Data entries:
################

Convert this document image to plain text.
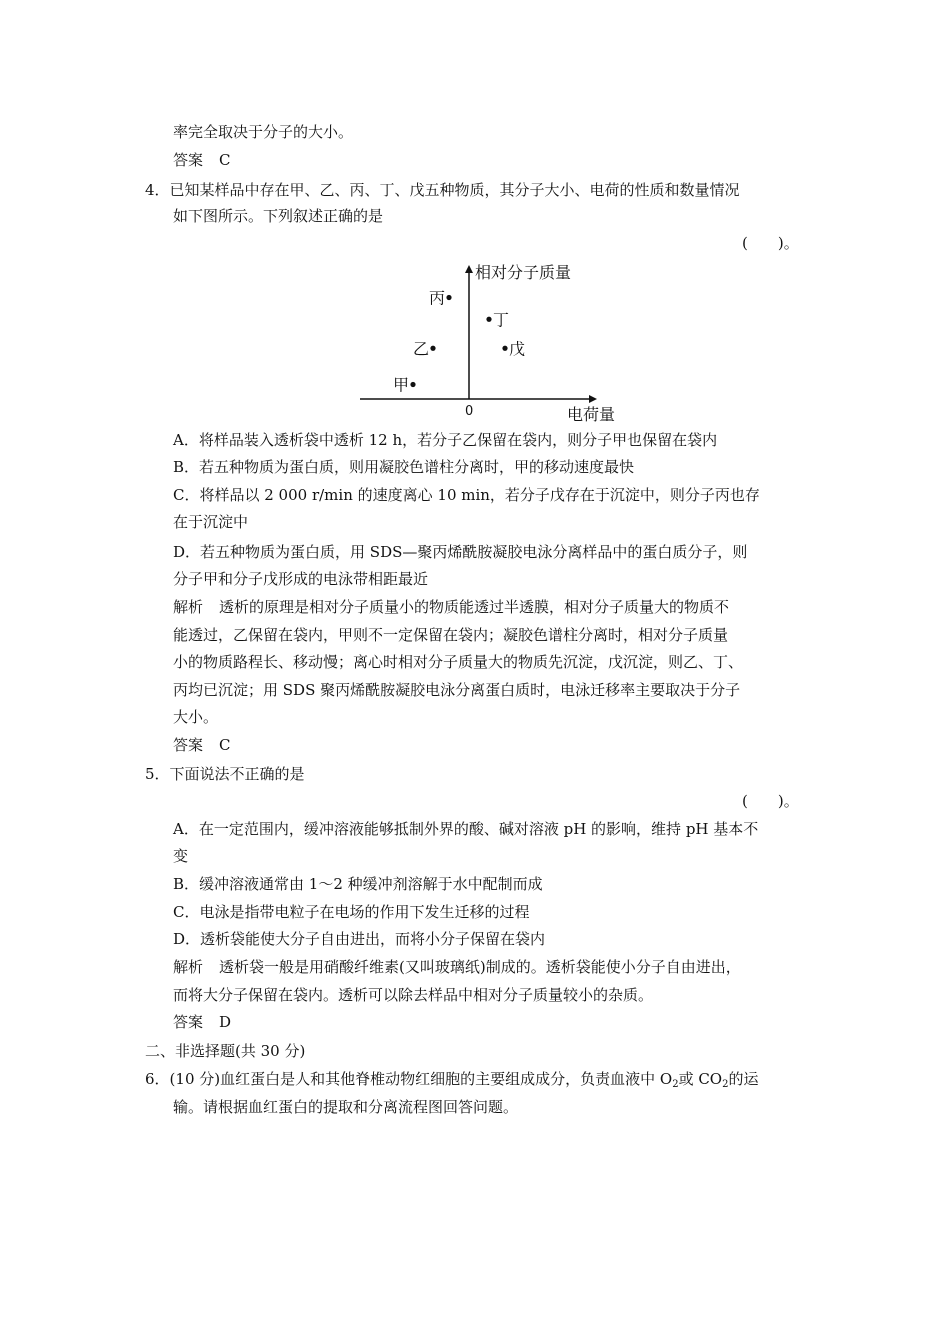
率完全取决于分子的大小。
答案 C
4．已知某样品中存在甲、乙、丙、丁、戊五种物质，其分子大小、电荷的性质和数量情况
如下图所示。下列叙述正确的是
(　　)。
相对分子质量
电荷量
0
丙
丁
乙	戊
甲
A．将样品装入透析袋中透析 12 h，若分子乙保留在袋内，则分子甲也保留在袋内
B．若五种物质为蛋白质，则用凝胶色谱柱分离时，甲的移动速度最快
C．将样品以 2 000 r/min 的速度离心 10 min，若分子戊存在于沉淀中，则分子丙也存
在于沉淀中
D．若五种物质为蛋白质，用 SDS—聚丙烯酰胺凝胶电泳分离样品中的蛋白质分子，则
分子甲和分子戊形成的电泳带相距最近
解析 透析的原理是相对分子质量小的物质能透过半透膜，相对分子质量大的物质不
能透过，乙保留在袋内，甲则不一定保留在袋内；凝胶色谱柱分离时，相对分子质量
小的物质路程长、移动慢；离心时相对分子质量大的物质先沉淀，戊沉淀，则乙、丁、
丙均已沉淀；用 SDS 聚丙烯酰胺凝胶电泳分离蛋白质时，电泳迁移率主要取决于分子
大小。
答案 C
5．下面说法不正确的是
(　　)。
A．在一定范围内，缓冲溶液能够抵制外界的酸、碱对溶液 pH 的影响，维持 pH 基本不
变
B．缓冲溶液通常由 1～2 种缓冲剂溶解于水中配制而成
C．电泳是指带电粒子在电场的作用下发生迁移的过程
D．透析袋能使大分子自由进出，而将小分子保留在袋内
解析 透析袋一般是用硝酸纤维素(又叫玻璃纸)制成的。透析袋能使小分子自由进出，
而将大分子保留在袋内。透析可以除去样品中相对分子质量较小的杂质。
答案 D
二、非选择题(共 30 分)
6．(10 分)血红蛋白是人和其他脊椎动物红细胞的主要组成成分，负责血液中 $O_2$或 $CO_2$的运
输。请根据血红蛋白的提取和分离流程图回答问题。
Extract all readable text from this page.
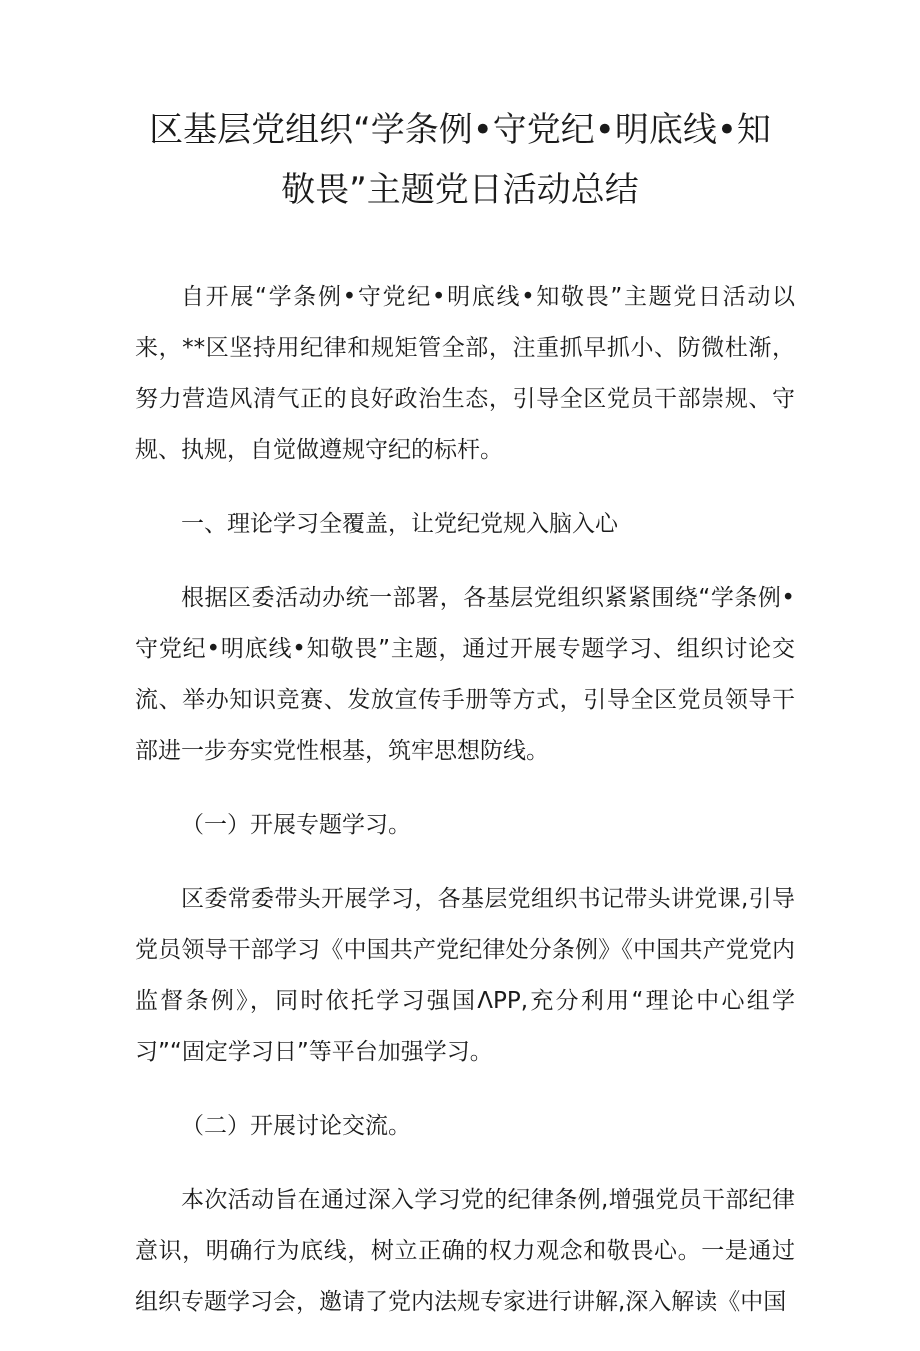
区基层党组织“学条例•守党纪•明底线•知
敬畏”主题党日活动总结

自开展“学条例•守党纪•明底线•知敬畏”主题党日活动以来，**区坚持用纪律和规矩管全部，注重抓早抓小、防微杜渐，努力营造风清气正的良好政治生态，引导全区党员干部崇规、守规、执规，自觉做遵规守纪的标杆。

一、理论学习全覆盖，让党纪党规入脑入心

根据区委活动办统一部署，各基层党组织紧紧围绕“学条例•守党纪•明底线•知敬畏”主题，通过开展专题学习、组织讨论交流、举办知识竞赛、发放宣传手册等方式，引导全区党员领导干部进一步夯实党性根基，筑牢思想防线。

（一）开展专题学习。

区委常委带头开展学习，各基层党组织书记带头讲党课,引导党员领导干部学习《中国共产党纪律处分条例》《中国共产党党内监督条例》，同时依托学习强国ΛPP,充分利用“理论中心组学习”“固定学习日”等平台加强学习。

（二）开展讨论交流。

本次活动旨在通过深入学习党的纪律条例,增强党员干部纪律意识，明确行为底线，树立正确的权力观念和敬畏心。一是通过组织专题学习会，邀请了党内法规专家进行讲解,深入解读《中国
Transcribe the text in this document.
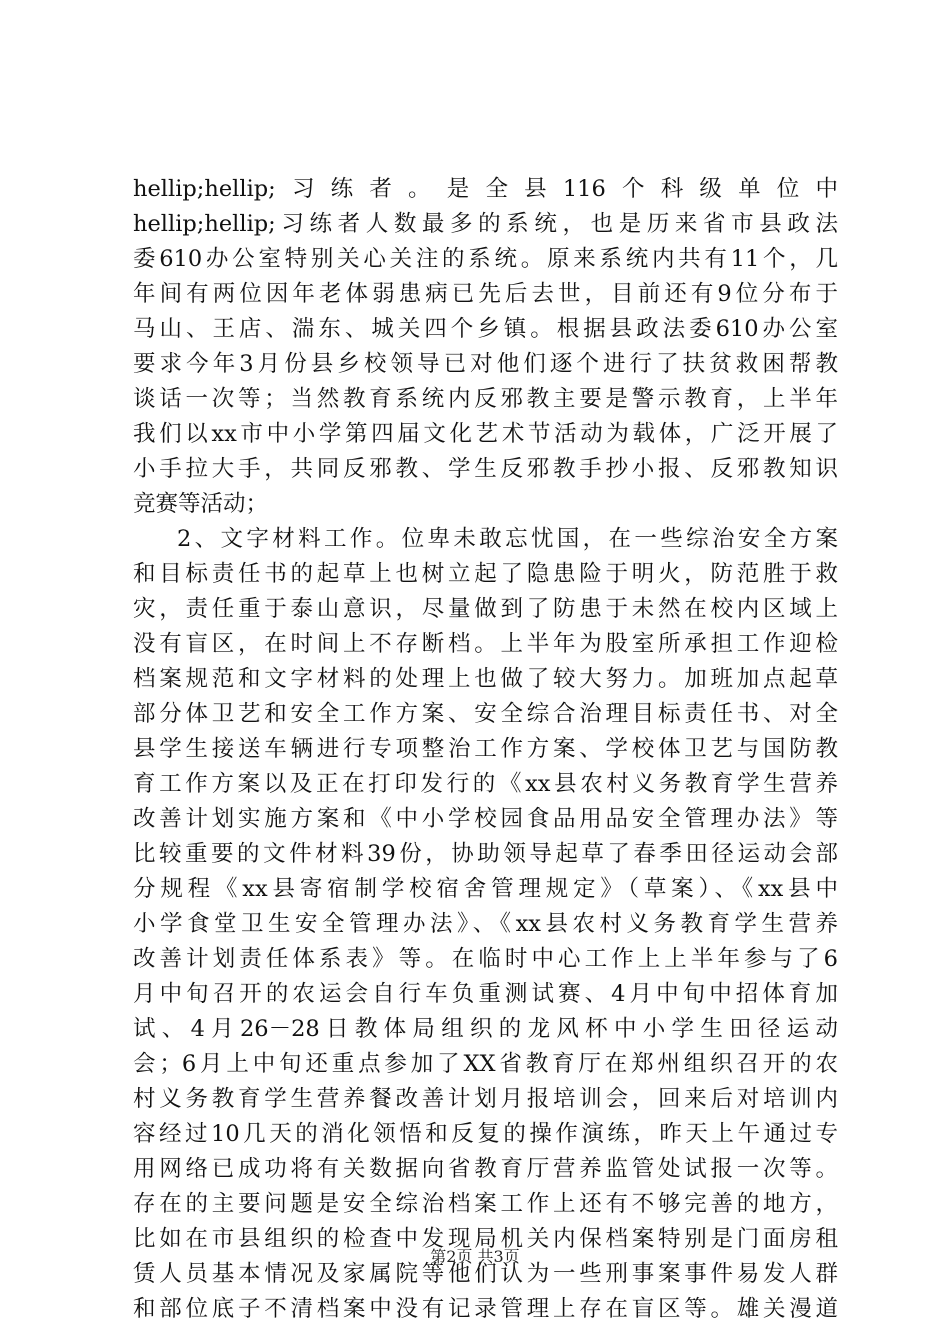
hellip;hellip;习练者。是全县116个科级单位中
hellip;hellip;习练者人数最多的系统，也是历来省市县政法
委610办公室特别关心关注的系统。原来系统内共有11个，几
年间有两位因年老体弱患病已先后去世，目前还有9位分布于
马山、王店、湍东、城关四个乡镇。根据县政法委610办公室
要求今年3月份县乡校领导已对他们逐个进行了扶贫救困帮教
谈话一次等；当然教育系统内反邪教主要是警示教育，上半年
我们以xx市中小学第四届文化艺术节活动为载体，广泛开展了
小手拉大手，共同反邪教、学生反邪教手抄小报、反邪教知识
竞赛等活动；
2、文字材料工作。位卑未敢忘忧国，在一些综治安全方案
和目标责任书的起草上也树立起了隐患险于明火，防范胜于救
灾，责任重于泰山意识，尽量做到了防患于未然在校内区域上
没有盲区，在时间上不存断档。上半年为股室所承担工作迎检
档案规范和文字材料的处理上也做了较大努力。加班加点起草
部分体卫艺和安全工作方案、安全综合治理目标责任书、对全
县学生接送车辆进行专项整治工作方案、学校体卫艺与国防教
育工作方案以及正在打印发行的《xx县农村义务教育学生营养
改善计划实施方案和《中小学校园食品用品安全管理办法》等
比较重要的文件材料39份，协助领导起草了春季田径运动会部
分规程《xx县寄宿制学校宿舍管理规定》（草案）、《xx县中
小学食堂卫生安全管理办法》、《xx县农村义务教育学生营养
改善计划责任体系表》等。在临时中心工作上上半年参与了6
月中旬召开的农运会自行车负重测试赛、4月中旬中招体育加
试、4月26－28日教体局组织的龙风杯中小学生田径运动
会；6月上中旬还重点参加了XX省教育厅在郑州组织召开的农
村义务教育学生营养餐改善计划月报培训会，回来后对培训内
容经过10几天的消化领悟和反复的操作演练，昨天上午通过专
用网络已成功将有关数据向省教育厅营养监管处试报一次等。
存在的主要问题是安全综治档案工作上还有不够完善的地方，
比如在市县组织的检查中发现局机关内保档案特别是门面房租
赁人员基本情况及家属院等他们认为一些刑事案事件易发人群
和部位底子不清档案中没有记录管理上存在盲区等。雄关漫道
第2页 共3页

################

=== Short exercise ===
Write out every record above exactly as it stands, but leave out the pictures.

=== Full solution ===
Convert this document image to plain text.
率完全取决于分子的大小。
答案 C
4．已知某样品中存在甲、乙、丙、丁、戊五种物质，其分子大小、电荷的性质和数量情况
如下图所示。下列叙述正确的是
(　　)。
相对分子质量
电荷量
0
丙
丁
乙	戊
甲
A．将样品装入透析袋中透析 12 h，若分子乙保留在袋内，则分子甲也保留在袋内
B．若五种物质为蛋白质，则用凝胶色谱柱分离时，甲的移动速度最快
C．将样品以 2 000 r/min 的速度离心 10 min，若分子戊存在于沉淀中，则分子丙也存
在于沉淀中
D．若五种物质为蛋白质，用 SDS—聚丙烯酰胺凝胶电泳分离样品中的蛋白质分子，则
分子甲和分子戊形成的电泳带相距最近
解析 透析的原理是相对分子质量小的物质能透过半透膜，相对分子质量大的物质不
能透过，乙保留在袋内，甲则不一定保留在袋内；凝胶色谱柱分离时，相对分子质量
小的物质路程长、移动慢；离心时相对分子质量大的物质先沉淀，戊沉淀，则乙、丁、
丙均已沉淀；用 SDS 聚丙烯酰胺凝胶电泳分离蛋白质时，电泳迁移率主要取决于分子
大小。
答案 C
5．下面说法不正确的是
(　　)。
A．在一定范围内，缓冲溶液能够抵制外界的酸、碱对溶液 pH 的影响，维持 pH 基本不
变
B．缓冲溶液通常由 1～2 种缓冲剂溶解于水中配制而成
C．电泳是指带电粒子在电场的作用下发生迁移的过程
D．透析袋能使大分子自由进出，而将小分子保留在袋内
解析 透析袋一般是用硝酸纤维素(又叫玻璃纸)制成的。透析袋能使小分子自由进出，
而将大分子保留在袋内。透析可以除去样品中相对分子质量较小的杂质。
答案 D
二、非选择题(共 30 分)
6．(10 分)血红蛋白是人和其他脊椎动物红细胞的主要组成成分，负责血液中 $O_2$或 $CO_2$的运
输。请根据血红蛋白的提取和分离流程图回答问题。
Extract all readable text from this page.
区基层党组织“学条例•守党纪•明底线•知
敬畏”主题党日活动总结

自开展“学条例•守党纪•明底线•知敬畏”主题党日活动以来，**区坚持用纪律和规矩管全部，注重抓早抓小、防微杜渐，努力营造风清气正的良好政治生态，引导全区党员干部崇规、守规、执规，自觉做遵规守纪的标杆。

一、理论学习全覆盖，让党纪党规入脑入心

根据区委活动办统一部署，各基层党组织紧紧围绕“学条例•守党纪•明底线•知敬畏”主题，通过开展专题学习、组织讨论交流、举办知识竞赛、发放宣传手册等方式，引导全区党员领导干部进一步夯实党性根基，筑牢思想防线。

（一）开展专题学习。

区委常委带头开展学习，各基层党组织书记带头讲党课,引导党员领导干部学习《中国共产党纪律处分条例》《中国共产党党内监督条例》，同时依托学习强国ΛPP,充分利用“理论中心组学习”“固定学习日”等平台加强学习。

（二）开展讨论交流。

本次活动旨在通过深入学习党的纪律条例,增强党员干部纪律意识，明确行为底线，树立正确的权力观念和敬畏心。一是通过组织专题学习会，邀请了党内法规专家进行讲解,深入解读《中国
Transcribe the text in this document.
hellip;hellip;习练者。是全县116个科级单位中
hellip;hellip;习练者人数最多的系统，也是历来省市县政法
委610办公室特别关心关注的系统。原来系统内共有11个，几
年间有两位因年老体弱患病已先后去世，目前还有9位分布于
马山、王店、湍东、城关四个乡镇。根据县政法委610办公室
要求今年3月份县乡校领导已对他们逐个进行了扶贫救困帮教
谈话一次等；当然教育系统内反邪教主要是警示教育，上半年
我们以xx市中小学第四届文化艺术节活动为载体，广泛开展了
小手拉大手，共同反邪教、学生反邪教手抄小报、反邪教知识
竞赛等活动；
2、文字材料工作。位卑未敢忘忧国，在一些综治安全方案
和目标责任书的起草上也树立起了隐患险于明火，防范胜于救
灾，责任重于泰山意识，尽量做到了防患于未然在校内区域上
没有盲区，在时间上不存断档。上半年为股室所承担工作迎检
档案规范和文字材料的处理上也做了较大努力。加班加点起草
部分体卫艺和安全工作方案、安全综合治理目标责任书、对全
县学生接送车辆进行专项整治工作方案、学校体卫艺与国防教
育工作方案以及正在打印发行的《xx县农村义务教育学生营养
改善计划实施方案和《中小学校园食品用品安全管理办法》等
比较重要的文件材料39份，协助领导起草了春季田径运动会部
分规程《xx县寄宿制学校宿舍管理规定》（草案）、《xx县中
小学食堂卫生安全管理办法》、《xx县农村义务教育学生营养
改善计划责任体系表》等。在临时中心工作上上半年参与了6
月中旬召开的农运会自行车负重测试赛、4月中旬中招体育加
试、4月26－28日教体局组织的龙风杯中小学生田径运动
会；6月上中旬还重点参加了XX省教育厅在郑州组织召开的农
村义务教育学生营养餐改善计划月报培训会，回来后对培训内
容经过10几天的消化领悟和反复的操作演练，昨天上午通过专
用网络已成功将有关数据向省教育厅营养监管处试报一次等。
存在的主要问题是安全综治档案工作上还有不够完善的地方，
比如在市县组织的检查中发现局机关内保档案特别是门面房租
赁人员基本情况及家属院等他们认为一些刑事案事件易发人群
和部位底子不清档案中没有记录管理上存在盲区等。雄关漫道
第2页 共3页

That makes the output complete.